>> begin

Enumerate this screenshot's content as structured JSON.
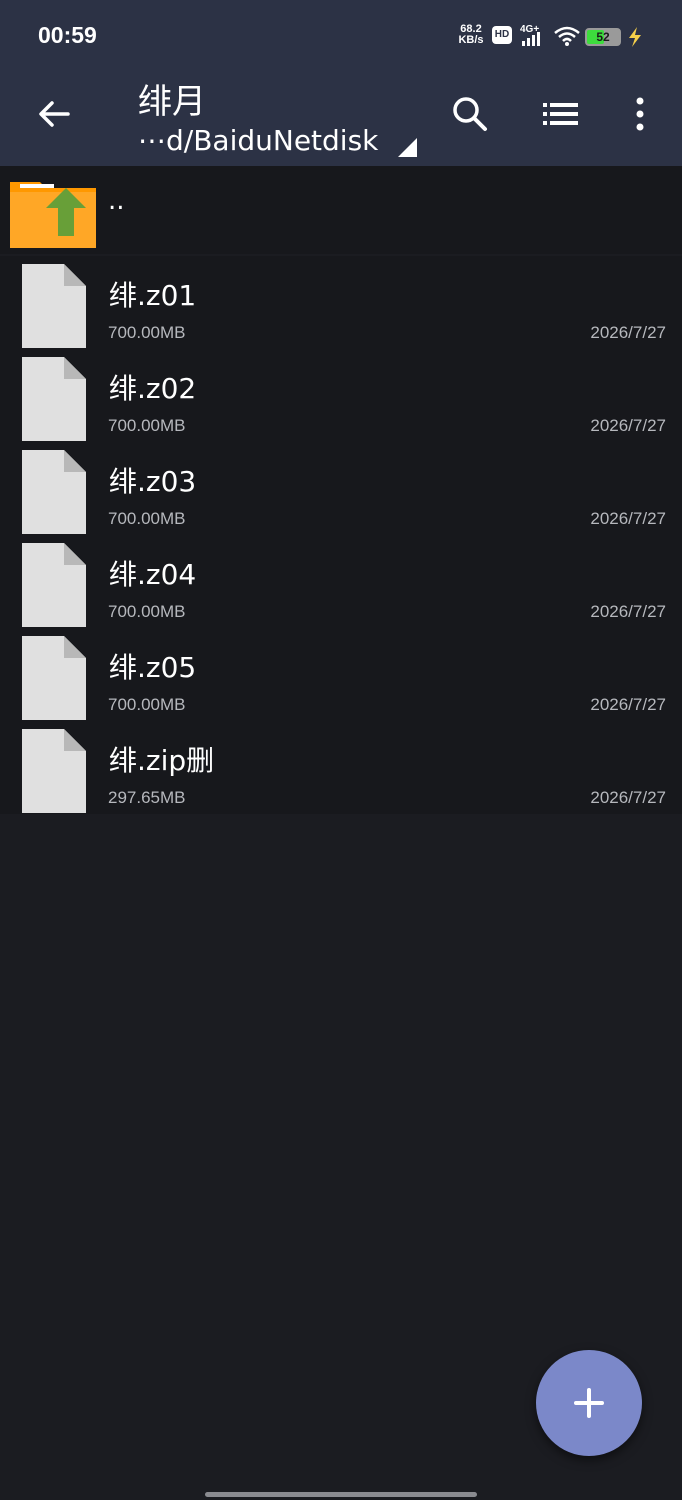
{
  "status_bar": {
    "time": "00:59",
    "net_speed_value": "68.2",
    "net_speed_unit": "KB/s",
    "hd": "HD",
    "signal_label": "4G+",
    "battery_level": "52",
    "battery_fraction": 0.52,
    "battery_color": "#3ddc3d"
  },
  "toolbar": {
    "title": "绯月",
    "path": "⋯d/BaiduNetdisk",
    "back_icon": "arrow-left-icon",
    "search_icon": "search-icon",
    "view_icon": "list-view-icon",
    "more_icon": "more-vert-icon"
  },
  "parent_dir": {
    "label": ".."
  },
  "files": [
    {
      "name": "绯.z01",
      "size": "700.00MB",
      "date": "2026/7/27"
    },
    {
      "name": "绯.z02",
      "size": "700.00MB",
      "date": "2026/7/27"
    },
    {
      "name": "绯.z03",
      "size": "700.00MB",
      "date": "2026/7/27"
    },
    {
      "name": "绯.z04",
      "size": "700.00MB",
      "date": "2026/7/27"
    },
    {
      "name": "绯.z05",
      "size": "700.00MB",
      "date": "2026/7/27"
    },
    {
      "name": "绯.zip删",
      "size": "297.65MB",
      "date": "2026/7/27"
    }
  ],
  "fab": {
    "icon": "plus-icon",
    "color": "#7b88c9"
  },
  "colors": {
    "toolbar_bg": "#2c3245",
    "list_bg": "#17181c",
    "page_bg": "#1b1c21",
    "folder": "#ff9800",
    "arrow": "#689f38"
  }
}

>> end

▸ **DIRECTIONS**: Copy the material above in full and exactly, skipping pictures.

▸ **RESULT**:
Enumerate this screenshot's content as structured JSON.
{
  "status_bar": {
    "time": "00:59",
    "net_speed_value": "68.2",
    "net_speed_unit": "KB/s",
    "hd": "HD",
    "signal_label": "4G+",
    "battery_level": "52",
    "battery_fraction": 0.52,
    "battery_color": "#3ddc3d"
  },
  "toolbar": {
    "title": "绯月",
    "path": "⋯d/BaiduNetdisk",
    "back_icon": "arrow-left-icon",
    "search_icon": "search-icon",
    "view_icon": "list-view-icon",
    "more_icon": "more-vert-icon"
  },
  "parent_dir": {
    "label": ".."
  },
  "files": [
    {
      "name": "绯.z01",
      "size": "700.00MB",
      "date": "2026/7/27"
    },
    {
      "name": "绯.z02",
      "size": "700.00MB",
      "date": "2026/7/27"
    },
    {
      "name": "绯.z03",
      "size": "700.00MB",
      "date": "2026/7/27"
    },
    {
      "name": "绯.z04",
      "size": "700.00MB",
      "date": "2026/7/27"
    },
    {
      "name": "绯.z05",
      "size": "700.00MB",
      "date": "2026/7/27"
    },
    {
      "name": "绯.zip删",
      "size": "297.65MB",
      "date": "2026/7/27"
    }
  ],
  "fab": {
    "icon": "plus-icon",
    "color": "#7b88c9"
  },
  "colors": {
    "toolbar_bg": "#2c3245",
    "list_bg": "#17181c",
    "page_bg": "#1b1c21",
    "folder": "#ff9800",
    "arrow": "#689f38"
  }
}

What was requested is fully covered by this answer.